Given request: Quote, verbatim, all material below, without pictures.

+++

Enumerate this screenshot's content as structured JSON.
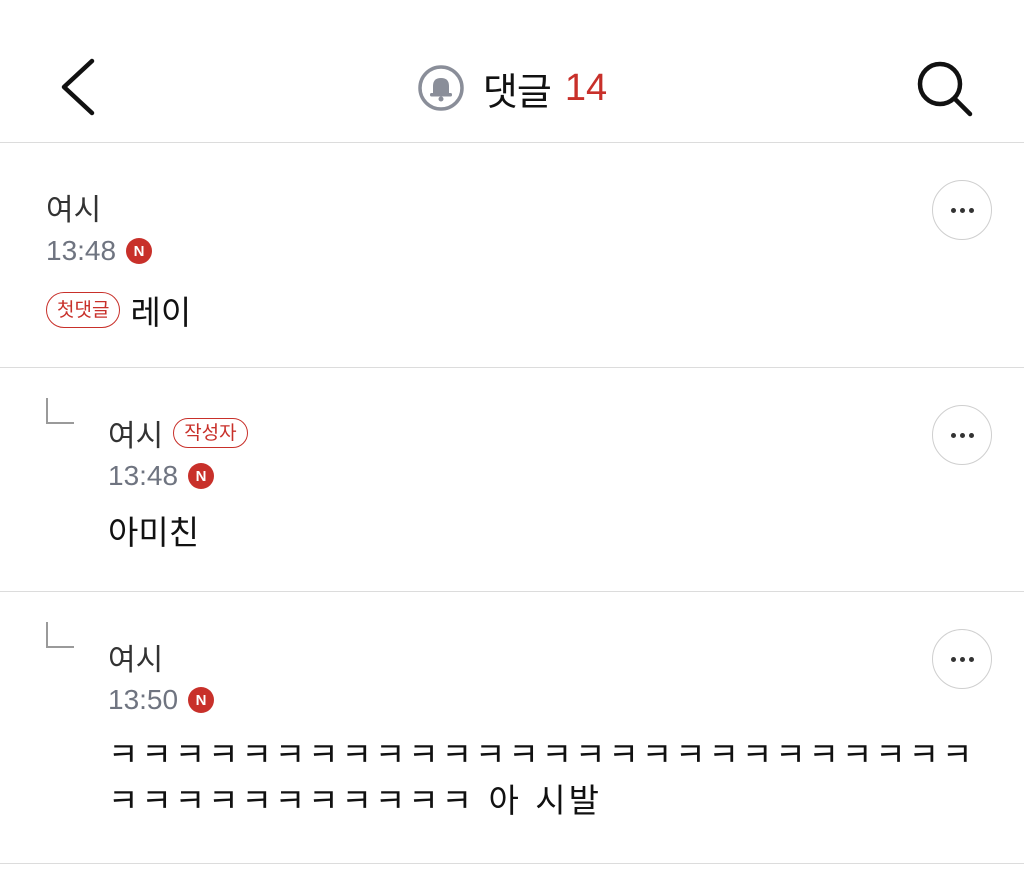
{
  "header": {
    "title": "댓글",
    "count": "14"
  },
  "comments": [
    {
      "author": "여시",
      "badge": "",
      "time": "13:48",
      "new_label": "N",
      "first_badge": "첫댓글",
      "text": "레이"
    },
    {
      "author": "여시",
      "badge": "작성자",
      "time": "13:48",
      "new_label": "N",
      "text": "아미친"
    },
    {
      "author": "여시",
      "time": "13:50",
      "new_label": "N",
      "text_line1": "ㅋㅋㅋㅋㅋㅋㅋㅋㅋㅋㅋㅋㅋㅋㅋㅋㅋㅋㅋㅋㅋㅋㅋㅋㅋㅋ",
      "text_line2": "ㅋㅋㅋㅋㅋㅋㅋㅋㅋㅋㅋ 아 시발"
    }
  ],
  "icons": {
    "back": "chevron-left-icon",
    "bell": "bell-icon",
    "search": "search-icon",
    "more": "more-dots-icon"
  },
  "colors": {
    "accent": "#c8302a",
    "time": "#6f7480"
  }
}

+++

The result:
Enumerate this screenshot's content as structured JSON.
{
  "header": {
    "title": "댓글",
    "count": "14"
  },
  "comments": [
    {
      "author": "여시",
      "badge": "",
      "time": "13:48",
      "new_label": "N",
      "first_badge": "첫댓글",
      "text": "레이"
    },
    {
      "author": "여시",
      "badge": "작성자",
      "time": "13:48",
      "new_label": "N",
      "text": "아미친"
    },
    {
      "author": "여시",
      "time": "13:50",
      "new_label": "N",
      "text_line1": "ㅋㅋㅋㅋㅋㅋㅋㅋㅋㅋㅋㅋㅋㅋㅋㅋㅋㅋㅋㅋㅋㅋㅋㅋㅋㅋ",
      "text_line2": "ㅋㅋㅋㅋㅋㅋㅋㅋㅋㅋㅋ 아 시발"
    }
  ],
  "icons": {
    "back": "chevron-left-icon",
    "bell": "bell-icon",
    "search": "search-icon",
    "more": "more-dots-icon"
  },
  "colors": {
    "accent": "#c8302a",
    "time": "#6f7480"
  }
}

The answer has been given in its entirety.